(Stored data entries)
- - - - - - -

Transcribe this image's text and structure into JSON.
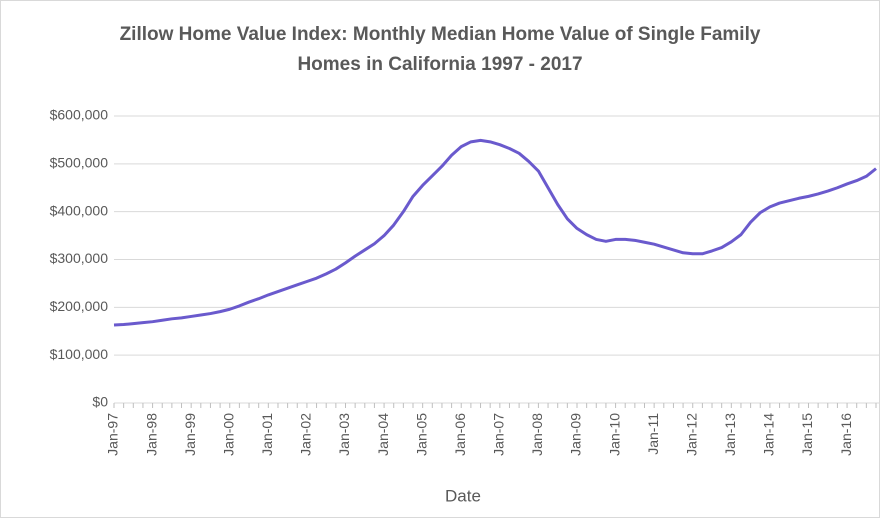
{
  "chart_data": {
    "type": "line",
    "title": "Zillow Home Value Index: Monthly Median Home Value of Single Family Homes in California 1997 - 2017",
    "x_label": "Date",
    "categories": [
      "Jan-97",
      null,
      null,
      null,
      "Jan-98",
      null,
      null,
      null,
      "Jan-99",
      null,
      null,
      null,
      "Jan-00",
      null,
      null,
      null,
      "Jan-01",
      null,
      null,
      null,
      "Jan-02",
      null,
      null,
      null,
      "Jan-03",
      null,
      null,
      null,
      "Jan-04",
      null,
      null,
      null,
      "Jan-05",
      null,
      null,
      null,
      "Jan-06",
      null,
      null,
      null,
      "Jan-07",
      null,
      null,
      null,
      "Jan-08",
      null,
      null,
      null,
      "Jan-09",
      null,
      null,
      null,
      "Jan-10",
      null,
      null,
      null,
      "Jan-11",
      null,
      null,
      null,
      "Jan-12",
      null,
      null,
      null,
      "Jan-13",
      null,
      null,
      null,
      "Jan-14",
      null,
      null,
      null,
      "Jan-15",
      null,
      null,
      null,
      "Jan-16",
      null,
      null,
      null
    ],
    "series": [
      {
        "color": "#6a5acd",
        "values": [
          163000,
          164000,
          166000,
          168000,
          170000,
          173000,
          176000,
          178000,
          181000,
          184000,
          187000,
          191000,
          196000,
          203000,
          211000,
          218000,
          226000,
          233000,
          240000,
          247000,
          254000,
          261000,
          270000,
          280000,
          293000,
          307000,
          320000,
          333000,
          350000,
          372000,
          400000,
          432000,
          455000,
          475000,
          495000,
          518000,
          536000,
          546000,
          549000,
          546000,
          540000,
          532000,
          522000,
          505000,
          485000,
          450000,
          415000,
          385000,
          365000,
          352000,
          342000,
          338000,
          342000,
          342000,
          340000,
          336000,
          332000,
          326000,
          320000,
          314000,
          312000,
          312000,
          318000,
          325000,
          337000,
          352000,
          378000,
          398000,
          410000,
          418000,
          423000,
          428000,
          432000,
          437000,
          443000,
          450000,
          458000,
          465000,
          474000,
          490000
        ]
      }
    ],
    "ylim": [
      0,
      600000
    ],
    "yticks": [
      {
        "value": 0,
        "label": "$0"
      },
      {
        "value": 100000,
        "label": "$100,000"
      },
      {
        "value": 200000,
        "label": "$200,000"
      },
      {
        "value": 300000,
        "label": "$300,000"
      },
      {
        "value": 400000,
        "label": "$400,000"
      },
      {
        "value": 500000,
        "label": "$500,000"
      },
      {
        "value": 600000,
        "label": "$600,000"
      }
    ],
    "grid": true
  }
}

- - - - - - -

→ Work to do: Quote the data exactly, leaving every image out of the copy.

→ The response:
Transcribe this image's text and structure into JSON.
{
  "chart_data": {
    "type": "line",
    "title": "Zillow Home Value Index: Monthly Median Home Value of Single Family Homes in California 1997 - 2017",
    "x_label": "Date",
    "categories": [
      "Jan-97",
      null,
      null,
      null,
      "Jan-98",
      null,
      null,
      null,
      "Jan-99",
      null,
      null,
      null,
      "Jan-00",
      null,
      null,
      null,
      "Jan-01",
      null,
      null,
      null,
      "Jan-02",
      null,
      null,
      null,
      "Jan-03",
      null,
      null,
      null,
      "Jan-04",
      null,
      null,
      null,
      "Jan-05",
      null,
      null,
      null,
      "Jan-06",
      null,
      null,
      null,
      "Jan-07",
      null,
      null,
      null,
      "Jan-08",
      null,
      null,
      null,
      "Jan-09",
      null,
      null,
      null,
      "Jan-10",
      null,
      null,
      null,
      "Jan-11",
      null,
      null,
      null,
      "Jan-12",
      null,
      null,
      null,
      "Jan-13",
      null,
      null,
      null,
      "Jan-14",
      null,
      null,
      null,
      "Jan-15",
      null,
      null,
      null,
      "Jan-16",
      null,
      null,
      null
    ],
    "series": [
      {
        "color": "#6a5acd",
        "values": [
          163000,
          164000,
          166000,
          168000,
          170000,
          173000,
          176000,
          178000,
          181000,
          184000,
          187000,
          191000,
          196000,
          203000,
          211000,
          218000,
          226000,
          233000,
          240000,
          247000,
          254000,
          261000,
          270000,
          280000,
          293000,
          307000,
          320000,
          333000,
          350000,
          372000,
          400000,
          432000,
          455000,
          475000,
          495000,
          518000,
          536000,
          546000,
          549000,
          546000,
          540000,
          532000,
          522000,
          505000,
          485000,
          450000,
          415000,
          385000,
          365000,
          352000,
          342000,
          338000,
          342000,
          342000,
          340000,
          336000,
          332000,
          326000,
          320000,
          314000,
          312000,
          312000,
          318000,
          325000,
          337000,
          352000,
          378000,
          398000,
          410000,
          418000,
          423000,
          428000,
          432000,
          437000,
          443000,
          450000,
          458000,
          465000,
          474000,
          490000
        ]
      }
    ],
    "ylim": [
      0,
      600000
    ],
    "yticks": [
      {
        "value": 0,
        "label": "$0"
      },
      {
        "value": 100000,
        "label": "$100,000"
      },
      {
        "value": 200000,
        "label": "$200,000"
      },
      {
        "value": 300000,
        "label": "$300,000"
      },
      {
        "value": 400000,
        "label": "$400,000"
      },
      {
        "value": 500000,
        "label": "$500,000"
      },
      {
        "value": 600000,
        "label": "$600,000"
      }
    ],
    "grid": true
  }
}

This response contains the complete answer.